Objective> Look below for the line that contains "Convert this document image to plain text.", then copy it and each following line to the end of the records, minus any pictures.
----- Given data -----
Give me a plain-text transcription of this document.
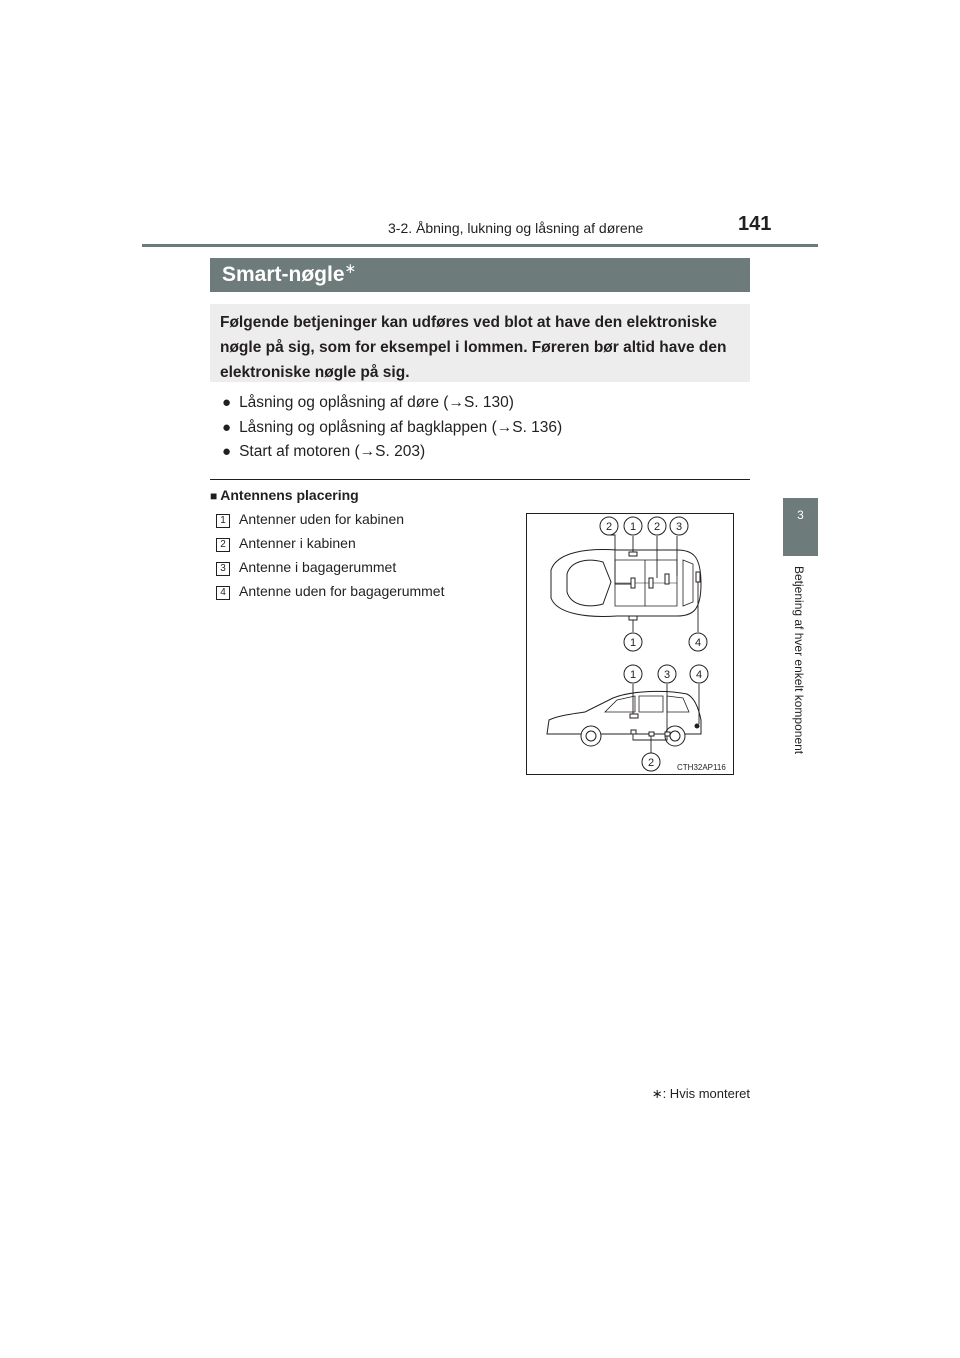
3-2. Åbning, lukning og låsning af dørene	141
3
Betjening af hver enkelt komponent
Smart-nøgle∗
Følgende betjeninger kan udføres ved blot at have den elektroniske nøgle på sig, som for eksempel i lommen. Føreren bør altid have den elektroniske nøgle på sig.
● Låsning og oplåsning af døre (→S. 130)
● Låsning og oplåsning af bagklappen (→S. 136)
● Start af motoren (→S. 203)
■ Antennens placering
1 Antenner uden for kabinen
2 Antenner i kabinen
3 Antenne i bagagerummet
4 Antenne uden for bagagerummet
2 1 2 3
1	4
1	3 4
2	CTH32AP116
∗: Hvis monteret
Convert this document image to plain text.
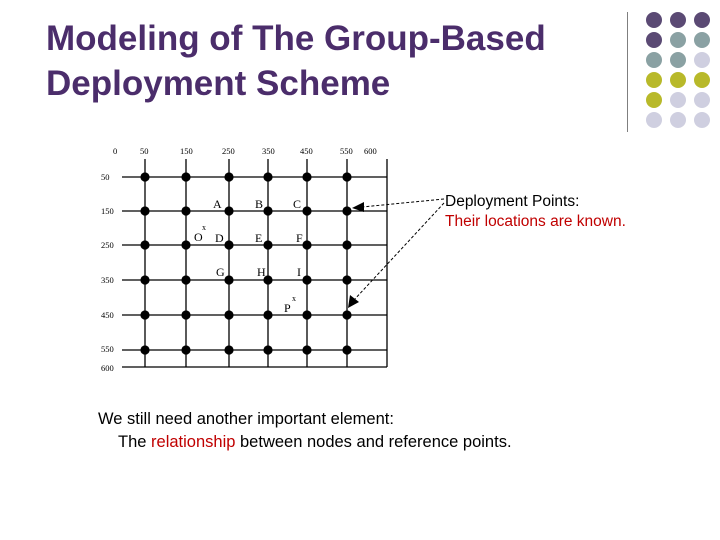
Modeling of The Group-Based
Deployment Scheme
0	50	150	250	350	450	550 600
50
150
250
350
450
550
600
A	B C
D	E	F
G	H	I
O
x
P
x
Deployment Points:
Their locations are known.
We still need another important element:
The relationship between nodes and reference points.
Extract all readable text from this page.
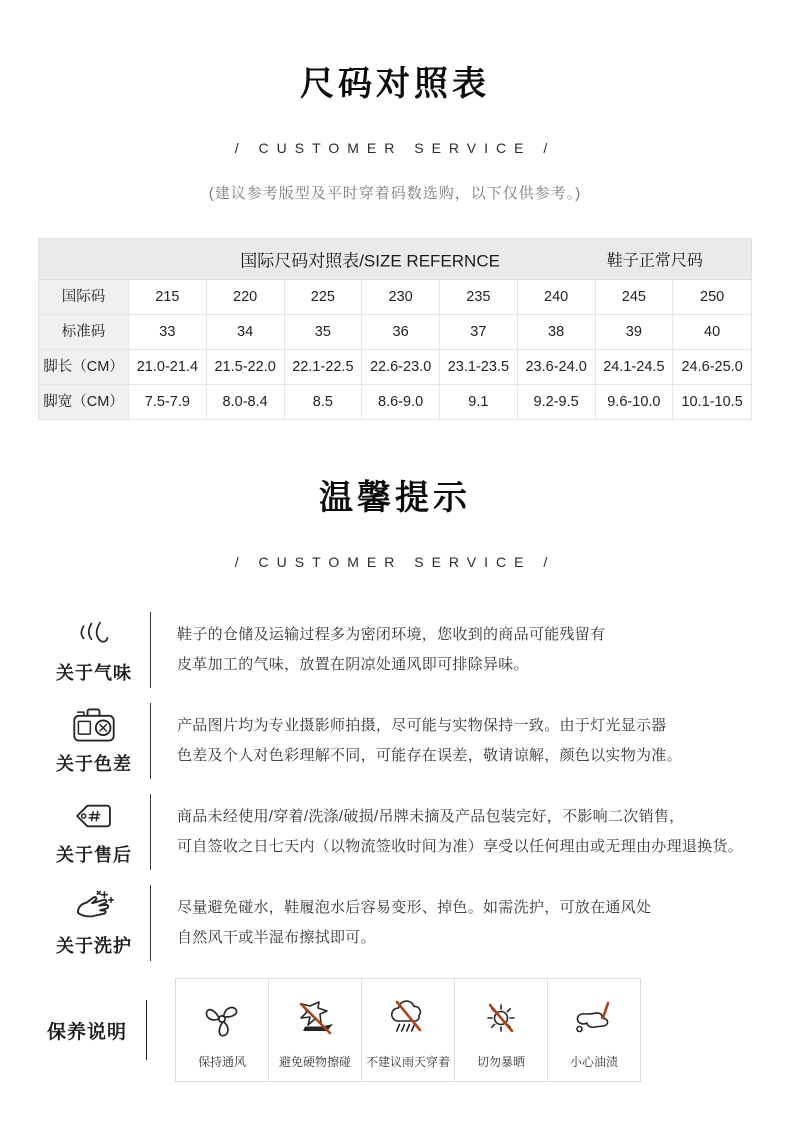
尺码对照表
/ CUSTOMER SERVICE /
(建议参考版型及平时穿着码数选购，以下仅供参考。)
国际尺码对照表/SIZE REFERNCE	鞋子正常尺码
国际码	215	220	225	230	235	240	245	250
标准码	33	34	35	36	37	38	39	40
脚长（CM） 21.0-21.4	21.5-22.0	22.1-22.5	22.6-23.0	23.1-23.5	23.6-24.0	24.1-24.5	24.6-25.0
脚宽（CM）	7.5-7.9	8.0-8.4	8.5	8.6-9.0	9.1	9.2-9.5	9.6-10.0	10.1-10.5
温馨提示
/ CUSTOMER SERVICE /
关于气味

鞋子的仓储及运输过程多为密闭环境，您收到的商品可能残留有

皮革加工的气味，放置在阴凉处通风即可排除异味。

关于色差

产品图片均为专业摄影师拍摄，尽可能与实物保持一致。由于灯光显示器

色差及个人对色彩理解不同，可能存在误差，敬请谅解，颜色以实物为准。

关于售后

商品未经使用/穿着/洗涤/破损/吊牌未摘及产品包装完好，不影响二次销售，

可自签收之日七天内（以物流签收时间为准）享受以任何理由或无理由办理退换货。

关于洗护

尽量避免碰水，鞋履泡水后容易变形、掉色。如需洗护，可放在通风处

自然风干或半湿布擦拭即可。

保养说明
保持通风	避免硬物擦碰 不建议雨天穿着 切勿暴晒	小心油渍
-----
Problem solution>
Convert this document image to plain text.
Modeling of The Group-Based
Deployment Scheme
0	50	150	250	350	450	550 600
50
150
250
350
450
550
600
A	B C
D	E	F
G	H	I
O
x
P
x
Deployment Points:
Their locations are known.
We still need another important element:
The relationship between nodes and reference points.
Extract all readable text from this page.
尺码对照表
/ CUSTOMER SERVICE /
(建议参考版型及平时穿着码数选购，以下仅供参考。)
国际尺码对照表/SIZE REFERNCE	鞋子正常尺码
国际码	215	220	225	230	235	240	245	250
标准码	33	34	35	36	37	38	39	40
脚长（CM） 21.0-21.4	21.5-22.0	22.1-22.5	22.6-23.0	23.1-23.5	23.6-24.0	24.1-24.5	24.6-25.0
脚宽（CM）	7.5-7.9	8.0-8.4	8.5	8.6-9.0	9.1	9.2-9.5	9.6-10.0	10.1-10.5
温馨提示
/ CUSTOMER SERVICE /
关于气味

鞋子的仓储及运输过程多为密闭环境，您收到的商品可能残留有

皮革加工的气味，放置在阴凉处通风即可排除异味。

关于色差

产品图片均为专业摄影师拍摄，尽可能与实物保持一致。由于灯光显示器

色差及个人对色彩理解不同，可能存在误差，敬请谅解，颜色以实物为准。

关于售后

商品未经使用/穿着/洗涤/破损/吊牌未摘及产品包装完好，不影响二次销售，

可自签收之日七天内（以物流签收时间为准）享受以任何理由或无理由办理退换货。

关于洗护

尽量避免碰水，鞋履泡水后容易变形、掉色。如需洗护，可放在通风处

自然风干或半湿布擦拭即可。

保养说明
保持通风	避免硬物擦碰 不建议雨天穿着 切勿暴晒	小心油渍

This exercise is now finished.